----- Data entries -----
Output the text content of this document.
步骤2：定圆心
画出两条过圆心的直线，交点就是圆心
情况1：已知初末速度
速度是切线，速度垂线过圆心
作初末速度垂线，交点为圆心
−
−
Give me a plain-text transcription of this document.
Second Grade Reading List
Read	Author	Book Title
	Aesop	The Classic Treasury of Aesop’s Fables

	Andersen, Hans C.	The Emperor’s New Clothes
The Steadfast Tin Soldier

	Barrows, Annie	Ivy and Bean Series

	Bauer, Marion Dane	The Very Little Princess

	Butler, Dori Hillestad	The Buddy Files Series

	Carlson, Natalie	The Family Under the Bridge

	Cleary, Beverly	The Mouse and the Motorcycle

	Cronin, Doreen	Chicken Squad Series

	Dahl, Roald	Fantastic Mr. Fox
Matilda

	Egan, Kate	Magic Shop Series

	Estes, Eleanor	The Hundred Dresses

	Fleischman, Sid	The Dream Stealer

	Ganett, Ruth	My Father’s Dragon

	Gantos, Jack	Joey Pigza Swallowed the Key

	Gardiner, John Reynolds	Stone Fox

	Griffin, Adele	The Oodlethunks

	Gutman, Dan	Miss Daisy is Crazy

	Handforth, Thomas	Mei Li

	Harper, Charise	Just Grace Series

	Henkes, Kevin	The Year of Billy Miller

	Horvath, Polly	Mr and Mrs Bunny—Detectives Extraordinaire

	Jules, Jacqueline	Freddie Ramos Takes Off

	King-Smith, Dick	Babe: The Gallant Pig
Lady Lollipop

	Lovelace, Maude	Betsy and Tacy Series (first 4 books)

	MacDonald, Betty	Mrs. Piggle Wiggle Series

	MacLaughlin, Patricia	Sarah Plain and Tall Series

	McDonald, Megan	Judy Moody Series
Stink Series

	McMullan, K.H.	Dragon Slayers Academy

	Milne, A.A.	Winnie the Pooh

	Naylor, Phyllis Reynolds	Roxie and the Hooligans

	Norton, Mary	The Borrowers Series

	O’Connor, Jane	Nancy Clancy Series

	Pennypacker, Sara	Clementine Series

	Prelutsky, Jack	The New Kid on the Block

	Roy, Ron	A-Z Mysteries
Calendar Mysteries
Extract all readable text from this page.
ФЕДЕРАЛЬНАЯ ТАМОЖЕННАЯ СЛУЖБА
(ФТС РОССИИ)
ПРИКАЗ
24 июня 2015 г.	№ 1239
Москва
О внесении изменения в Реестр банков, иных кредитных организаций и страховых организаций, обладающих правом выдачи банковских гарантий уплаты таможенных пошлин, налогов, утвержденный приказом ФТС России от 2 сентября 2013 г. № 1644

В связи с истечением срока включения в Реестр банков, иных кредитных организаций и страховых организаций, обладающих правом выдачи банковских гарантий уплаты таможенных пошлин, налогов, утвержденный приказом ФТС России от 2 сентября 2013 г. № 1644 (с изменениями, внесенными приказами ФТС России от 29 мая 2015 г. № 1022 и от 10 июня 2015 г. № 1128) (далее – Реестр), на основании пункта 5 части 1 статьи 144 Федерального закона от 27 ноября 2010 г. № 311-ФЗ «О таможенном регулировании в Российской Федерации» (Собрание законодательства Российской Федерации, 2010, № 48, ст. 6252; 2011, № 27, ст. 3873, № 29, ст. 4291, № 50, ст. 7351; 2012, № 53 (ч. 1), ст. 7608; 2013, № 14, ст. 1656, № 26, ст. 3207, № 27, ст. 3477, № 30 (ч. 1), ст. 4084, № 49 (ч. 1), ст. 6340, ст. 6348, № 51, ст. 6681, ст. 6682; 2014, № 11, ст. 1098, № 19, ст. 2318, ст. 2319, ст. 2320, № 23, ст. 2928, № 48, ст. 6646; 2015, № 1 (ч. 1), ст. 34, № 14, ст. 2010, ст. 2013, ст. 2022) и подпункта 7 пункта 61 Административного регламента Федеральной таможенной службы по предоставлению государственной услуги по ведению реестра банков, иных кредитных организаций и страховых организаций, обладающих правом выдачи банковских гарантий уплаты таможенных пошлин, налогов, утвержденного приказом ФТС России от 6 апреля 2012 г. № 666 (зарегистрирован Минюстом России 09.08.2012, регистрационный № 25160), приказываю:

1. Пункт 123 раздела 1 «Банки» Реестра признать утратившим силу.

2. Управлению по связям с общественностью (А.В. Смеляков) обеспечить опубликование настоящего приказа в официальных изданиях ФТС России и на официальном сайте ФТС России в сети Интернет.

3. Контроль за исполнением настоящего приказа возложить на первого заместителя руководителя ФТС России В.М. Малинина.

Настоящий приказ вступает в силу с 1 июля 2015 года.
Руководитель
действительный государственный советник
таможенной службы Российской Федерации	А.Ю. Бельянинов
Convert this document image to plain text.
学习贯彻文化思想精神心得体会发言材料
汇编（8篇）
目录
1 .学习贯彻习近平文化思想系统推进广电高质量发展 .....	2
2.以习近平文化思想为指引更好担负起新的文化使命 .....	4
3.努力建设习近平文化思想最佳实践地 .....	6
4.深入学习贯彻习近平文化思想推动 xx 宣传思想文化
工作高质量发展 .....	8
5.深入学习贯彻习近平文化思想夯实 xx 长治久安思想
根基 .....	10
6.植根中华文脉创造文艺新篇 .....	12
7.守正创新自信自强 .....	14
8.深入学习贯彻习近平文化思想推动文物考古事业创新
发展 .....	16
-----
● **Problem to work on**: Each record must be repeated exactly as it is.

● **Solution to this problem**:
Output the text content of this document.
步骤2：定圆心
画出两条过圆心的直线，交点就是圆心
情况1：已知初末速度
速度是切线，速度垂线过圆心
作初末速度垂线，交点为圆心
−
−
Give me a plain-text transcription of this document.
Second Grade Reading List
Read	Author	Book Title
	Aesop	The Classic Treasury of Aesop’s Fables

	Andersen, Hans C.	The Emperor’s New Clothes
The Steadfast Tin Soldier

	Barrows, Annie	Ivy and Bean Series

	Bauer, Marion Dane	The Very Little Princess

	Butler, Dori Hillestad	The Buddy Files Series

	Carlson, Natalie	The Family Under the Bridge

	Cleary, Beverly	The Mouse and the Motorcycle

	Cronin, Doreen	Chicken Squad Series

	Dahl, Roald	Fantastic Mr. Fox
Matilda

	Egan, Kate	Magic Shop Series

	Estes, Eleanor	The Hundred Dresses

	Fleischman, Sid	The Dream Stealer

	Ganett, Ruth	My Father’s Dragon

	Gantos, Jack	Joey Pigza Swallowed the Key

	Gardiner, John Reynolds	Stone Fox

	Griffin, Adele	The Oodlethunks

	Gutman, Dan	Miss Daisy is Crazy

	Handforth, Thomas	Mei Li

	Harper, Charise	Just Grace Series

	Henkes, Kevin	The Year of Billy Miller

	Horvath, Polly	Mr and Mrs Bunny—Detectives Extraordinaire

	Jules, Jacqueline	Freddie Ramos Takes Off

	King-Smith, Dick	Babe: The Gallant Pig
Lady Lollipop

	Lovelace, Maude	Betsy and Tacy Series (first 4 books)

	MacDonald, Betty	Mrs. Piggle Wiggle Series

	MacLaughlin, Patricia	Sarah Plain and Tall Series

	McDonald, Megan	Judy Moody Series
Stink Series

	McMullan, K.H.	Dragon Slayers Academy

	Milne, A.A.	Winnie the Pooh

	Naylor, Phyllis Reynolds	Roxie and the Hooligans

	Norton, Mary	The Borrowers Series

	O’Connor, Jane	Nancy Clancy Series

	Pennypacker, Sara	Clementine Series

	Prelutsky, Jack	The New Kid on the Block

	Roy, Ron	A-Z Mysteries
Calendar Mysteries
Extract all readable text from this page.
ФЕДЕРАЛЬНАЯ ТАМОЖЕННАЯ СЛУЖБА
(ФТС РОССИИ)
ПРИКАЗ
24 июня 2015 г.	№ 1239
Москва
О внесении изменения в Реестр банков, иных кредитных организаций и страховых организаций, обладающих правом выдачи банковских гарантий уплаты таможенных пошлин, налогов, утвержденный приказом ФТС России от 2 сентября 2013 г. № 1644

В связи с истечением срока включения в Реестр банков, иных кредитных организаций и страховых организаций, обладающих правом выдачи банковских гарантий уплаты таможенных пошлин, налогов, утвержденный приказом ФТС России от 2 сентября 2013 г. № 1644 (с изменениями, внесенными приказами ФТС России от 29 мая 2015 г. № 1022 и от 10 июня 2015 г. № 1128) (далее – Реестр), на основании пункта 5 части 1 статьи 144 Федерального закона от 27 ноября 2010 г. № 311-ФЗ «О таможенном регулировании в Российской Федерации» (Собрание законодательства Российской Федерации, 2010, № 48, ст. 6252; 2011, № 27, ст. 3873, № 29, ст. 4291, № 50, ст. 7351; 2012, № 53 (ч. 1), ст. 7608; 2013, № 14, ст. 1656, № 26, ст. 3207, № 27, ст. 3477, № 30 (ч. 1), ст. 4084, № 49 (ч. 1), ст. 6340, ст. 6348, № 51, ст. 6681, ст. 6682; 2014, № 11, ст. 1098, № 19, ст. 2318, ст. 2319, ст. 2320, № 23, ст. 2928, № 48, ст. 6646; 2015, № 1 (ч. 1), ст. 34, № 14, ст. 2010, ст. 2013, ст. 2022) и подпункта 7 пункта 61 Административного регламента Федеральной таможенной службы по предоставлению государственной услуги по ведению реестра банков, иных кредитных организаций и страховых организаций, обладающих правом выдачи банковских гарантий уплаты таможенных пошлин, налогов, утвержденного приказом ФТС России от 6 апреля 2012 г. № 666 (зарегистрирован Минюстом России 09.08.2012, регистрационный № 25160), приказываю:

1. Пункт 123 раздела 1 «Банки» Реестра признать утратившим силу.

2. Управлению по связям с общественностью (А.В. Смеляков) обеспечить опубликование настоящего приказа в официальных изданиях ФТС России и на официальном сайте ФТС России в сети Интернет.

3. Контроль за исполнением настоящего приказа возложить на первого заместителя руководителя ФТС России В.М. Малинина.

Настоящий приказ вступает в силу с 1 июля 2015 года.
Руководитель
действительный государственный советник
таможенной службы Российской Федерации	А.Ю. Бельянинов
Convert this document image to plain text.
学习贯彻文化思想精神心得体会发言材料
汇编（8篇）
目录
1 .学习贯彻习近平文化思想系统推进广电高质量发展 .....	2
2.以习近平文化思想为指引更好担负起新的文化使命 .....	4
3.努力建设习近平文化思想最佳实践地 .....	6
4.深入学习贯彻习近平文化思想推动 xx 宣传思想文化
工作高质量发展 .....	8
5.深入学习贯彻习近平文化思想夯实 xx 长治久安思想
根基 .....	10
6.植根中华文脉创造文艺新篇 .....	12
7.守正创新自信自强 .....	14
8.深入学习贯彻习近平文化思想推动文物考古事业创新
发展 .....	16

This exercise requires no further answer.